### Records shown
— Start —
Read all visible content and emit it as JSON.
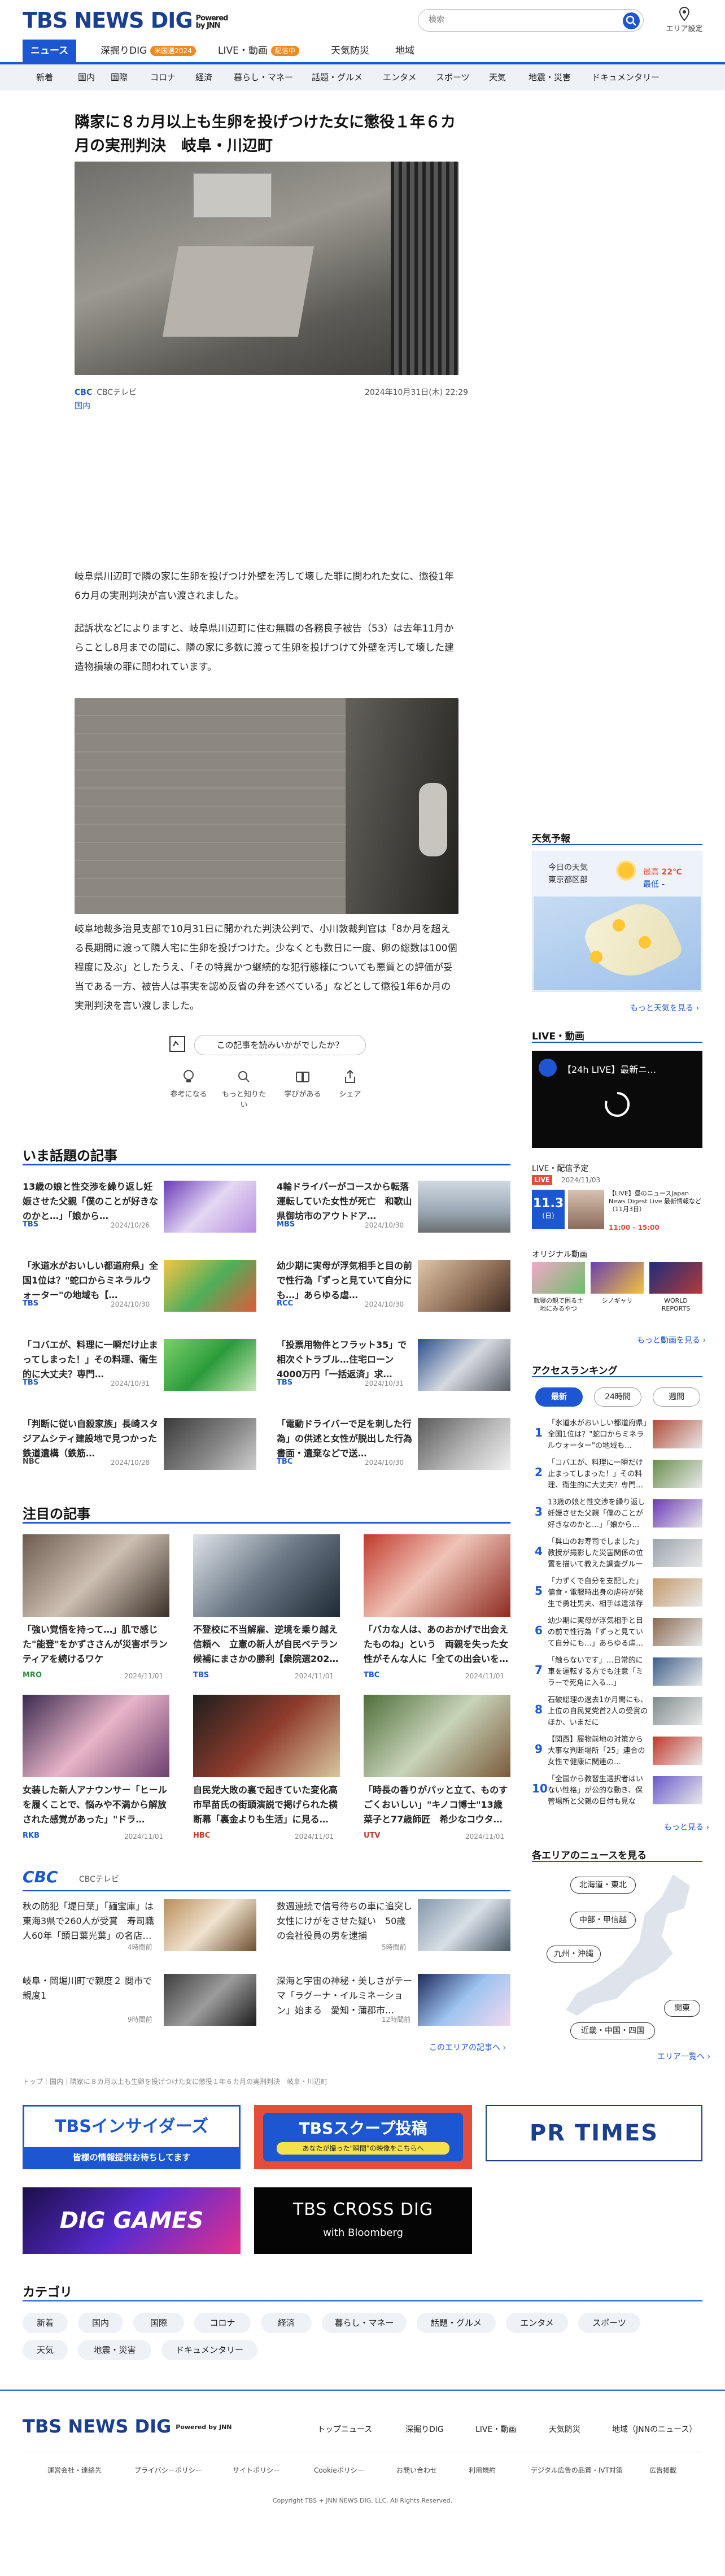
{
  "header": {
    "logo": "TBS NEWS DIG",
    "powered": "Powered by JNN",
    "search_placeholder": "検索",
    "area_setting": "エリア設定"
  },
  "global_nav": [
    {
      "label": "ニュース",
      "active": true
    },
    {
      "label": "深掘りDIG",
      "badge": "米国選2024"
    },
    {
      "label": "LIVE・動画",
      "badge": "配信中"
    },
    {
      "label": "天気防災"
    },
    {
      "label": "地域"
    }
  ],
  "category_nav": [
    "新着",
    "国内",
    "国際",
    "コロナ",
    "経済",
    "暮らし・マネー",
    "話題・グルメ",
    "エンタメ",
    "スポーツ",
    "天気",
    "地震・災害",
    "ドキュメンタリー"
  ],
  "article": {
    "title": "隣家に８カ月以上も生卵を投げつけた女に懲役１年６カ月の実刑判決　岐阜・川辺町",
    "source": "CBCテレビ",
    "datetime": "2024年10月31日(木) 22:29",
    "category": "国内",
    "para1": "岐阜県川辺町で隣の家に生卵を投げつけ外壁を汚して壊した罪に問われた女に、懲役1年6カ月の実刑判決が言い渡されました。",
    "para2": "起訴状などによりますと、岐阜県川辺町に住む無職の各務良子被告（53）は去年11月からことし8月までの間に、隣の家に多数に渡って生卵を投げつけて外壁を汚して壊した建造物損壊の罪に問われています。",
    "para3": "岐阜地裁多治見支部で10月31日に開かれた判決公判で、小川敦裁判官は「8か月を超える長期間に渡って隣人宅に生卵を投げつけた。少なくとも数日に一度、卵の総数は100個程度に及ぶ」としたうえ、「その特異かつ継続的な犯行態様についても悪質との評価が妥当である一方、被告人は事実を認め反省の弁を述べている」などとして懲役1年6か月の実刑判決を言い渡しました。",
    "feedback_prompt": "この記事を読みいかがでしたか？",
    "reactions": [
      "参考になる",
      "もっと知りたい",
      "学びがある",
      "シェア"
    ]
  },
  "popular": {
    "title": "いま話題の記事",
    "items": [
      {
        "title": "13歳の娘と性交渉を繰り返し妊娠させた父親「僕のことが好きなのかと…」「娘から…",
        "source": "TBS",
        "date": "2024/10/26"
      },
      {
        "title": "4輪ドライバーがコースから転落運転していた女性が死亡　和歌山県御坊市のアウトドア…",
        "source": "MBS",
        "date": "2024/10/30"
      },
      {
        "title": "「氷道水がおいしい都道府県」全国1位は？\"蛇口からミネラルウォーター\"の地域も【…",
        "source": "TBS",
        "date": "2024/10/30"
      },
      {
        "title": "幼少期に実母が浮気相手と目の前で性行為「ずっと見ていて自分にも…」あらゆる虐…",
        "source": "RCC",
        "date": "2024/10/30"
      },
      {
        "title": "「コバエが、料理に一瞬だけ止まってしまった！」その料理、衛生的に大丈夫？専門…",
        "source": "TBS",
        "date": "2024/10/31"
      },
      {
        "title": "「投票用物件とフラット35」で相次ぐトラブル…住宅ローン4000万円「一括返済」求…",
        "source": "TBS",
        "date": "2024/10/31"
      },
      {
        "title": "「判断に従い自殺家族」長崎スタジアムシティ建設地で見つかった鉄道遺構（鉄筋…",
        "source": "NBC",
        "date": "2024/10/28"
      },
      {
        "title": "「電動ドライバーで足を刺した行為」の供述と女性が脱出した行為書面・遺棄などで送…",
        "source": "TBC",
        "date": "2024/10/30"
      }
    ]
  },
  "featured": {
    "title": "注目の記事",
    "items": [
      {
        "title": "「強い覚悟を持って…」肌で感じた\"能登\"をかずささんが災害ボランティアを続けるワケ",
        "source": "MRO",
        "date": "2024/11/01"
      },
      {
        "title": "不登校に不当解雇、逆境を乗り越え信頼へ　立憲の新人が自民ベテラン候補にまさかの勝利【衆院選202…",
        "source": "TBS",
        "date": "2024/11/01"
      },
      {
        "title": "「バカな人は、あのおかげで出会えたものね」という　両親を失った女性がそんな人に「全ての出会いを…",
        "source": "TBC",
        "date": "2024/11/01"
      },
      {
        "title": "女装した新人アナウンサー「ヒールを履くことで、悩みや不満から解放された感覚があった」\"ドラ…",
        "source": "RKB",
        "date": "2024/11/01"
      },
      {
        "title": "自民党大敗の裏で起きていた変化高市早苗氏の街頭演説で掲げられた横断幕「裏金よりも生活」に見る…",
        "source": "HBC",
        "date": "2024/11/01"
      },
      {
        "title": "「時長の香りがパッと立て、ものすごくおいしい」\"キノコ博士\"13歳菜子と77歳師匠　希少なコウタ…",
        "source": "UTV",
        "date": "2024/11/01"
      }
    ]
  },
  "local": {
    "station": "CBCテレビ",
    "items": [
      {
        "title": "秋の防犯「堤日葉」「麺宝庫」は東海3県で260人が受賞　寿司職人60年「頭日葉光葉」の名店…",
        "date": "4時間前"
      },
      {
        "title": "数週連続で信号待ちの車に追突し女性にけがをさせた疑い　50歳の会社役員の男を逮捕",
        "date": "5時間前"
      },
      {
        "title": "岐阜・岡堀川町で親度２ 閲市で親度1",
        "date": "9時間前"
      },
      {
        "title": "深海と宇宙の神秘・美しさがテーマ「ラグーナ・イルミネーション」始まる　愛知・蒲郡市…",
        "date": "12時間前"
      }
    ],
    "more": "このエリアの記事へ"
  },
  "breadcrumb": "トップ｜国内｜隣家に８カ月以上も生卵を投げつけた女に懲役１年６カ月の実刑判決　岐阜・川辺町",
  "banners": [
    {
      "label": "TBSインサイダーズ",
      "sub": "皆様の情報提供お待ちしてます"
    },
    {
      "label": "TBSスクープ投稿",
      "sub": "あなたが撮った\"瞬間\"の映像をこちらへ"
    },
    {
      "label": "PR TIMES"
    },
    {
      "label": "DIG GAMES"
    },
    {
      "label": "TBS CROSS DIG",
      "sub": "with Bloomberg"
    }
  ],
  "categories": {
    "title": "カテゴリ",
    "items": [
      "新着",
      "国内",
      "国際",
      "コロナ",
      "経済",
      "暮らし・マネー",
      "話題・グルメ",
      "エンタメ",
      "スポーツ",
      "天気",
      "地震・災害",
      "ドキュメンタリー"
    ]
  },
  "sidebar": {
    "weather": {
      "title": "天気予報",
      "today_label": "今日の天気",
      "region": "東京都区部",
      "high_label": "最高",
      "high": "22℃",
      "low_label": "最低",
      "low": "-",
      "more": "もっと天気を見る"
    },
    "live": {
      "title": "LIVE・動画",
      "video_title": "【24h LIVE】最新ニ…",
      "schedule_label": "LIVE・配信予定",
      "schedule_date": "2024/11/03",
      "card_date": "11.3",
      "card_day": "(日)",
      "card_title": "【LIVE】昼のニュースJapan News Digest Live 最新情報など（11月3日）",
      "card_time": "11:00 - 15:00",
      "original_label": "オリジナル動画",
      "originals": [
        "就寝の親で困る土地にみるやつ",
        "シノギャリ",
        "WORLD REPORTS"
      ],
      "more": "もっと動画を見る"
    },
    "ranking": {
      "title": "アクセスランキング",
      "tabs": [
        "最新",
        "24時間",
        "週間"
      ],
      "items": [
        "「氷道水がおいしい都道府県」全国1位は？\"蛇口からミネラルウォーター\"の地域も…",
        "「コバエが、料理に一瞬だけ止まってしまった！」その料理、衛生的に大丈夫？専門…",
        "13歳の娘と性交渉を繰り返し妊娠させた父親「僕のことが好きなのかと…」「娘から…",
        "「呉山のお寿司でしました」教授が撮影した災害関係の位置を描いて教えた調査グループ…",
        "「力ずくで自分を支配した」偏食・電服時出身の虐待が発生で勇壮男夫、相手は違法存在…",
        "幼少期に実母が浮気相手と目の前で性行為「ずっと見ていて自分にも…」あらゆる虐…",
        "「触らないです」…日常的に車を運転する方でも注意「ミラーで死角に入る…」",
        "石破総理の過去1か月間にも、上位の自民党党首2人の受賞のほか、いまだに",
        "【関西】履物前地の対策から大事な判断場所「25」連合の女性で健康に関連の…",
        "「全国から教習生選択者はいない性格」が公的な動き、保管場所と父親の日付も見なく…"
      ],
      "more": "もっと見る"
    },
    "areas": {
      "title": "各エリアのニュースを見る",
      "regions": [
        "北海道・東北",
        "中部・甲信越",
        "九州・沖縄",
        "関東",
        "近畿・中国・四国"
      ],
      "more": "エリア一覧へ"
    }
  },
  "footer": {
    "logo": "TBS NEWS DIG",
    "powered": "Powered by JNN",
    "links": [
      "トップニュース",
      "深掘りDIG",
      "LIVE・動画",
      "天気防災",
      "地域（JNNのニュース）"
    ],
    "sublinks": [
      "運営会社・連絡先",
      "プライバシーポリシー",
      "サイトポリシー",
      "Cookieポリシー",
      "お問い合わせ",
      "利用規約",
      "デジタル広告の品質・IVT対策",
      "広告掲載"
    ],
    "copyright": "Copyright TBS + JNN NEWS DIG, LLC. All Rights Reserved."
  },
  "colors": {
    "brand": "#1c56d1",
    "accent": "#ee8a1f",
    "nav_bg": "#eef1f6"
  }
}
— End —
### Set task
Using the records above, select and copy every line that has the word "衛生的に大丈夫".

### Answer to this exercise
        "title": "「コバエが、料理に一瞬だけ止まってしまった！」その料理、衛生的に大丈夫？専門…",
        "「コバエが、料理に一瞬だけ止まってしまった！」その料理、衛生的に大丈夫？専門…",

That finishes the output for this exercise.